── Data extract ──

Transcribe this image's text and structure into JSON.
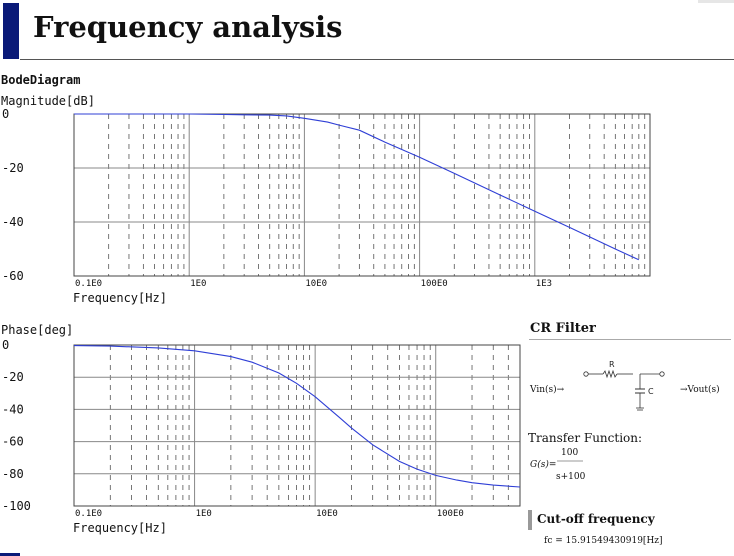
{
  "page": {
    "title": "Frequency analysis"
  },
  "bode": {
    "title": "BodeDiagram"
  },
  "magnitude_chart": {
    "ylabel": "Magnitude[dB]",
    "xlabel": "Frequency[Hz]"
  },
  "phase_chart": {
    "ylabel": "Phase[deg]",
    "xlabel": "Frequency[Hz]"
  },
  "filter": {
    "title": "CR Filter",
    "resistor": "R",
    "capacitor": "C",
    "input": "Vin(s)→",
    "output": "→Vout(s)",
    "transfer_label": "Transfer Function:",
    "g_label": "G(s)=",
    "numerator": "100",
    "denominator": "s+100"
  },
  "cutoff": {
    "title": "Cut-off frequency",
    "value": "fc = 15.91549430919[Hz]"
  },
  "colors": {
    "curve": "#2f3fd6",
    "accent": "#0a1a78",
    "grid": "#888888"
  },
  "chart_data": [
    {
      "type": "line",
      "title": "",
      "xlabel": "Frequency[Hz]",
      "ylabel": "Magnitude[dB]",
      "x_scale": "log",
      "xlim": [
        0.1,
        10000
      ],
      "ylim": [
        -60,
        0
      ],
      "yticks": [
        "0",
        "-20",
        "-40",
        "-60"
      ],
      "xticks": [
        {
          "x": 0.1,
          "label": "0.1E0"
        },
        {
          "x": 1,
          "label": "1E0"
        },
        {
          "x": 10,
          "label": "10E0"
        },
        {
          "x": 100,
          "label": "100E0"
        },
        {
          "x": 1000,
          "label": "1E3"
        }
      ],
      "grid": true,
      "series": [
        {
          "x": [
            0.1,
            0.5,
            1,
            2,
            3,
            5,
            7,
            10,
            15.9,
            20,
            30,
            50,
            100,
            200,
            500,
            1000,
            2000,
            5000,
            8000
          ],
          "values": [
            0,
            0,
            0,
            -0.2,
            -0.3,
            -0.4,
            -0.7,
            -1.6,
            -3.0,
            -4.1,
            -6.0,
            -10.4,
            -16.0,
            -22.0,
            -30.0,
            -36.0,
            -42.0,
            -50.0,
            -54.0
          ]
        }
      ]
    },
    {
      "type": "line",
      "title": "",
      "xlabel": "Frequency[Hz]",
      "ylabel": "Phase[deg]",
      "x_scale": "log",
      "xlim": [
        0.1,
        500
      ],
      "ylim": [
        -100,
        0
      ],
      "yticks": [
        "0",
        "-20",
        "-40",
        "-60",
        "-80",
        "-100"
      ],
      "xticks": [
        {
          "x": 0.1,
          "label": "0.1E0"
        },
        {
          "x": 1,
          "label": "1E0"
        },
        {
          "x": 10,
          "label": "10E0"
        },
        {
          "x": 100,
          "label": "100E0"
        }
      ],
      "grid": true,
      "series": [
        {
          "x": [
            0.1,
            0.2,
            0.5,
            1,
            2,
            3,
            5,
            7,
            10,
            15.9,
            20,
            30,
            50,
            70,
            100,
            150,
            200,
            300,
            500
          ],
          "values": [
            -0.4,
            -0.7,
            -1.8,
            -3.6,
            -7.2,
            -10.7,
            -17.4,
            -23.8,
            -32.1,
            -45.0,
            -51.5,
            -62.0,
            -72.3,
            -77.1,
            -81.0,
            -83.9,
            -85.5,
            -87.0,
            -88.2
          ]
        }
      ]
    }
  ]
}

───

Leave the pictures out, and transcribe each of the records exactly.

## Answer for this exercise
Transcribe this image's text and structure into JSON.
{
  "page": {
    "title": "Frequency analysis"
  },
  "bode": {
    "title": "BodeDiagram"
  },
  "magnitude_chart": {
    "ylabel": "Magnitude[dB]",
    "xlabel": "Frequency[Hz]"
  },
  "phase_chart": {
    "ylabel": "Phase[deg]",
    "xlabel": "Frequency[Hz]"
  },
  "filter": {
    "title": "CR Filter",
    "resistor": "R",
    "capacitor": "C",
    "input": "Vin(s)→",
    "output": "→Vout(s)",
    "transfer_label": "Transfer Function:",
    "g_label": "G(s)=",
    "numerator": "100",
    "denominator": "s+100"
  },
  "cutoff": {
    "title": "Cut-off frequency",
    "value": "fc = 15.91549430919[Hz]"
  },
  "colors": {
    "curve": "#2f3fd6",
    "accent": "#0a1a78",
    "grid": "#888888"
  },
  "chart_data": [
    {
      "type": "line",
      "title": "",
      "xlabel": "Frequency[Hz]",
      "ylabel": "Magnitude[dB]",
      "x_scale": "log",
      "xlim": [
        0.1,
        10000
      ],
      "ylim": [
        -60,
        0
      ],
      "yticks": [
        "0",
        "-20",
        "-40",
        "-60"
      ],
      "xticks": [
        {
          "x": 0.1,
          "label": "0.1E0"
        },
        {
          "x": 1,
          "label": "1E0"
        },
        {
          "x": 10,
          "label": "10E0"
        },
        {
          "x": 100,
          "label": "100E0"
        },
        {
          "x": 1000,
          "label": "1E3"
        }
      ],
      "grid": true,
      "series": [
        {
          "x": [
            0.1,
            0.5,
            1,
            2,
            3,
            5,
            7,
            10,
            15.9,
            20,
            30,
            50,
            100,
            200,
            500,
            1000,
            2000,
            5000,
            8000
          ],
          "values": [
            0,
            0,
            0,
            -0.2,
            -0.3,
            -0.4,
            -0.7,
            -1.6,
            -3.0,
            -4.1,
            -6.0,
            -10.4,
            -16.0,
            -22.0,
            -30.0,
            -36.0,
            -42.0,
            -50.0,
            -54.0
          ]
        }
      ]
    },
    {
      "type": "line",
      "title": "",
      "xlabel": "Frequency[Hz]",
      "ylabel": "Phase[deg]",
      "x_scale": "log",
      "xlim": [
        0.1,
        500
      ],
      "ylim": [
        -100,
        0
      ],
      "yticks": [
        "0",
        "-20",
        "-40",
        "-60",
        "-80",
        "-100"
      ],
      "xticks": [
        {
          "x": 0.1,
          "label": "0.1E0"
        },
        {
          "x": 1,
          "label": "1E0"
        },
        {
          "x": 10,
          "label": "10E0"
        },
        {
          "x": 100,
          "label": "100E0"
        }
      ],
      "grid": true,
      "series": [
        {
          "x": [
            0.1,
            0.2,
            0.5,
            1,
            2,
            3,
            5,
            7,
            10,
            15.9,
            20,
            30,
            50,
            70,
            100,
            150,
            200,
            300,
            500
          ],
          "values": [
            -0.4,
            -0.7,
            -1.8,
            -3.6,
            -7.2,
            -10.7,
            -17.4,
            -23.8,
            -32.1,
            -45.0,
            -51.5,
            -62.0,
            -72.3,
            -77.1,
            -81.0,
            -83.9,
            -85.5,
            -87.0,
            -88.2
          ]
        }
      ]
    }
  ]
}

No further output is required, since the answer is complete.